RECORDS FOR PROCESSING
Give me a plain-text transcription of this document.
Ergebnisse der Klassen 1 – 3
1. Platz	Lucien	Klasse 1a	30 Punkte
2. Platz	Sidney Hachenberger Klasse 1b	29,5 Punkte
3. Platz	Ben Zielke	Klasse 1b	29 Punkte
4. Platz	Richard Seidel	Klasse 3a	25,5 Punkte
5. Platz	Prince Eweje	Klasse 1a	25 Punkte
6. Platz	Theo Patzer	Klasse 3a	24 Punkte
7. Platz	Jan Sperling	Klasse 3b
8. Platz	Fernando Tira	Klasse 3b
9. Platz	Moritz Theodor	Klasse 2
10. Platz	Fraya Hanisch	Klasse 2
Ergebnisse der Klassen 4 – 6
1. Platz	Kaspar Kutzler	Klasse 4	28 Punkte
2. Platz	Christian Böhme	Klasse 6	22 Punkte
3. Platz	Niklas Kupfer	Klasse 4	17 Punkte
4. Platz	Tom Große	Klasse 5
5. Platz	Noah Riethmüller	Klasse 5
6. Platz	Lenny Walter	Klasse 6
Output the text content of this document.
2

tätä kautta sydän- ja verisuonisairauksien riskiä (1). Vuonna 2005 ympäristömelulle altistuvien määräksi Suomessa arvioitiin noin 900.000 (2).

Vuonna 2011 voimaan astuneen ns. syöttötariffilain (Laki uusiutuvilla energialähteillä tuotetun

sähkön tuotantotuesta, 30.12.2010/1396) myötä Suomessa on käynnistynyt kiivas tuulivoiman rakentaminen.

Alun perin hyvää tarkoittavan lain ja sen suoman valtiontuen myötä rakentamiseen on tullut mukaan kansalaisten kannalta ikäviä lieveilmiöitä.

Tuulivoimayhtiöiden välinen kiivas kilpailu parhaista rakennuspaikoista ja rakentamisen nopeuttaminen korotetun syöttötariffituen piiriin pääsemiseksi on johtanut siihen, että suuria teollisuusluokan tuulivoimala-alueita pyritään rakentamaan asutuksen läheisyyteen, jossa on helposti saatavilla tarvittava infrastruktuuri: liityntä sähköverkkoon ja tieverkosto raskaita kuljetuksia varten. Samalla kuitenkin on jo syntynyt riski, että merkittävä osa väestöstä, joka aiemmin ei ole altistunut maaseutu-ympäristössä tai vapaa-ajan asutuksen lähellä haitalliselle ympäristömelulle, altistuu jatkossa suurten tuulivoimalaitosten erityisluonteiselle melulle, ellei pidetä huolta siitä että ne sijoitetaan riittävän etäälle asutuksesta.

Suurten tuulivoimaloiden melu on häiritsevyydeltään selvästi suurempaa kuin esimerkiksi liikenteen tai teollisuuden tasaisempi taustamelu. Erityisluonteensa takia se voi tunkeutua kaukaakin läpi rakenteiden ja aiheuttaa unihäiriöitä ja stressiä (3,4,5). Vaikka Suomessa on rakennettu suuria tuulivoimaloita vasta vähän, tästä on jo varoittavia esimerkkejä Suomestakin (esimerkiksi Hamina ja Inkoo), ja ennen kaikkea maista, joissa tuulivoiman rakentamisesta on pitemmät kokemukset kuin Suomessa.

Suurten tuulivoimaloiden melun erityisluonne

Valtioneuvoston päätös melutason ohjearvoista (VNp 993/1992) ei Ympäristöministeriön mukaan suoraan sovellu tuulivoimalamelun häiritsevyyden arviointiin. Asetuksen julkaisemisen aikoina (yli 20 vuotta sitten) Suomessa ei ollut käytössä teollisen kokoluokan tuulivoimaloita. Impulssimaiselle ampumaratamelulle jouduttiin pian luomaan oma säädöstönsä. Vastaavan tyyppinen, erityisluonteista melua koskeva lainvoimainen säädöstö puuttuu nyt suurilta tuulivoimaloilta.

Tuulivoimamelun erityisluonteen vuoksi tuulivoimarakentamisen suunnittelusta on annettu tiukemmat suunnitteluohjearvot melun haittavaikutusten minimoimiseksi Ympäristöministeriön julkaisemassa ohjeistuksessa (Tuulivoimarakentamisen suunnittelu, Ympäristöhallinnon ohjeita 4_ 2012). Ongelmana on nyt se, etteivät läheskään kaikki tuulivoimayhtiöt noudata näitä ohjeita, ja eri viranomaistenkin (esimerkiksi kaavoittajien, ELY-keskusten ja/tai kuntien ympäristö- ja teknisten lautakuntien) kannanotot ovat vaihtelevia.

EXERCISE
Read through the data and copy every line where "Vuonna" shows up.

EXERCISE RESULT
tätä kautta sydän- ja verisuonisairauksien riskiä (1). Vuonna 2005 ympäristömelulle altistuvien määräksi Suomessa arvioitiin noin 900.000 (2).
Vuonna 2011 voimaan astuneen ns. syöttötariffilain (Laki uusiutuvilla energialähteillä tuotetun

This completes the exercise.